■ **GOAL OF THE EXERCISE**: Go through the listing and write out all of it exactly.

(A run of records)
■ ■ ■ ■ ■ ■ ■
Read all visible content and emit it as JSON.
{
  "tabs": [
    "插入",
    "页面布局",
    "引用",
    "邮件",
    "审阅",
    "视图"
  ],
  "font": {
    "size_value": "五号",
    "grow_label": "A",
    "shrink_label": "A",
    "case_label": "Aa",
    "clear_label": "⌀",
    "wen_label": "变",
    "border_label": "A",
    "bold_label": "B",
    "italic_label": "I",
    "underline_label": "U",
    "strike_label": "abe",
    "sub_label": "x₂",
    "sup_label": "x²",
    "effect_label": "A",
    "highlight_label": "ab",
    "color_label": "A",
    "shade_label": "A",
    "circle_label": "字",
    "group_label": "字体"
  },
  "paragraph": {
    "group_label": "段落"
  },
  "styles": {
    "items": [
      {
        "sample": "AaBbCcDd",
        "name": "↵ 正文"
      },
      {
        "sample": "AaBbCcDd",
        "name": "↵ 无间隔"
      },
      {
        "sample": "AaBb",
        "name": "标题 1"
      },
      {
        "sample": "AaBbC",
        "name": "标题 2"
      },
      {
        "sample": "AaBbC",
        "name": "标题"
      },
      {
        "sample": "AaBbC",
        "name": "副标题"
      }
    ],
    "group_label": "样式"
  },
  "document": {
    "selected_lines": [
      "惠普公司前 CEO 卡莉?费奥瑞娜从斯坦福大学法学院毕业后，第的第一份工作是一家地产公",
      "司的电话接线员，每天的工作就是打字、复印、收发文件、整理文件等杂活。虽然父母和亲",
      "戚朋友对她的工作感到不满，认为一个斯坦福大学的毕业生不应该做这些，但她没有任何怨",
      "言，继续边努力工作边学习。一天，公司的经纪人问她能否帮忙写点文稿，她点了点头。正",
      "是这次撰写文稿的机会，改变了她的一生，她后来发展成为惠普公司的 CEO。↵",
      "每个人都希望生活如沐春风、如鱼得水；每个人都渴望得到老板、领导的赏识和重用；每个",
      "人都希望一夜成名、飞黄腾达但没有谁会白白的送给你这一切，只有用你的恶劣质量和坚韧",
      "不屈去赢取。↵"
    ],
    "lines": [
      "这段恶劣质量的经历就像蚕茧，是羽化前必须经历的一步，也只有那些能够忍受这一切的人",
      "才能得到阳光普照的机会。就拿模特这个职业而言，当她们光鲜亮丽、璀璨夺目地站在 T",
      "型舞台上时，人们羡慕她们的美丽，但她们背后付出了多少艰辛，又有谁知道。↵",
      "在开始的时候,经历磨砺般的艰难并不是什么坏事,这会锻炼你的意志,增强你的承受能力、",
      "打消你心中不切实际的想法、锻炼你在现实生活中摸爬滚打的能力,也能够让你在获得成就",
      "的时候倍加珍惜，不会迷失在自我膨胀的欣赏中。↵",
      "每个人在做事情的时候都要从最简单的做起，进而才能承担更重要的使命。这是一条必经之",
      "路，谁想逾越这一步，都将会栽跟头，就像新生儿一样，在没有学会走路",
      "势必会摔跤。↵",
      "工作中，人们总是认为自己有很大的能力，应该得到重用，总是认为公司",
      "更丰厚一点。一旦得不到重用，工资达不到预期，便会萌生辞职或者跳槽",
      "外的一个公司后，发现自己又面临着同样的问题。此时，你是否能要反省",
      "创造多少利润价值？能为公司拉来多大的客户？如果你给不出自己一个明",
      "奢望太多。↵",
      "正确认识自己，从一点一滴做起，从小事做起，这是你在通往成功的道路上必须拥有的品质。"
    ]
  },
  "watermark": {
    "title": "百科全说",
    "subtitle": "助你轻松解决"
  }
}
■ ■ ■ ■ ■ ■ ■
■ **RESPONSE TO THE TASK**:
Read all visible content and emit it as JSON.
{
  "tabs": [
    "插入",
    "页面布局",
    "引用",
    "邮件",
    "审阅",
    "视图"
  ],
  "font": {
    "size_value": "五号",
    "grow_label": "A",
    "shrink_label": "A",
    "case_label": "Aa",
    "clear_label": "⌀",
    "wen_label": "变",
    "border_label": "A",
    "bold_label": "B",
    "italic_label": "I",
    "underline_label": "U",
    "strike_label": "abe",
    "sub_label": "x₂",
    "sup_label": "x²",
    "effect_label": "A",
    "highlight_label": "ab",
    "color_label": "A",
    "shade_label": "A",
    "circle_label": "字",
    "group_label": "字体"
  },
  "paragraph": {
    "group_label": "段落"
  },
  "styles": {
    "items": [
      {
        "sample": "AaBbCcDd",
        "name": "↵ 正文"
      },
      {
        "sample": "AaBbCcDd",
        "name": "↵ 无间隔"
      },
      {
        "sample": "AaBb",
        "name": "标题 1"
      },
      {
        "sample": "AaBbC",
        "name": "标题 2"
      },
      {
        "sample": "AaBbC",
        "name": "标题"
      },
      {
        "sample": "AaBbC",
        "name": "副标题"
      }
    ],
    "group_label": "样式"
  },
  "document": {
    "selected_lines": [
      "惠普公司前 CEO 卡莉?费奥瑞娜从斯坦福大学法学院毕业后，第的第一份工作是一家地产公",
      "司的电话接线员，每天的工作就是打字、复印、收发文件、整理文件等杂活。虽然父母和亲",
      "戚朋友对她的工作感到不满，认为一个斯坦福大学的毕业生不应该做这些，但她没有任何怨",
      "言，继续边努力工作边学习。一天，公司的经纪人问她能否帮忙写点文稿，她点了点头。正",
      "是这次撰写文稿的机会，改变了她的一生，她后来发展成为惠普公司的 CEO。↵",
      "每个人都希望生活如沐春风、如鱼得水；每个人都渴望得到老板、领导的赏识和重用；每个",
      "人都希望一夜成名、飞黄腾达但没有谁会白白的送给你这一切，只有用你的恶劣质量和坚韧",
      "不屈去赢取。↵"
    ],
    "lines": [
      "这段恶劣质量的经历就像蚕茧，是羽化前必须经历的一步，也只有那些能够忍受这一切的人",
      "才能得到阳光普照的机会。就拿模特这个职业而言，当她们光鲜亮丽、璀璨夺目地站在 T",
      "型舞台上时，人们羡慕她们的美丽，但她们背后付出了多少艰辛，又有谁知道。↵",
      "在开始的时候,经历磨砺般的艰难并不是什么坏事,这会锻炼你的意志,增强你的承受能力、",
      "打消你心中不切实际的想法、锻炼你在现实生活中摸爬滚打的能力,也能够让你在获得成就",
      "的时候倍加珍惜，不会迷失在自我膨胀的欣赏中。↵",
      "每个人在做事情的时候都要从最简单的做起，进而才能承担更重要的使命。这是一条必经之",
      "路，谁想逾越这一步，都将会栽跟头，就像新生儿一样，在没有学会走路",
      "势必会摔跤。↵",
      "工作中，人们总是认为自己有很大的能力，应该得到重用，总是认为公司",
      "更丰厚一点。一旦得不到重用，工资达不到预期，便会萌生辞职或者跳槽",
      "外的一个公司后，发现自己又面临着同样的问题。此时，你是否能要反省",
      "创造多少利润价值？能为公司拉来多大的客户？如果你给不出自己一个明",
      "奢望太多。↵",
      "正确认识自己，从一点一滴做起，从小事做起，这是你在通往成功的道路上必须拥有的品质。"
    ]
  },
  "watermark": {
    "title": "百科全说",
    "subtitle": "助你轻松解决"
  }
}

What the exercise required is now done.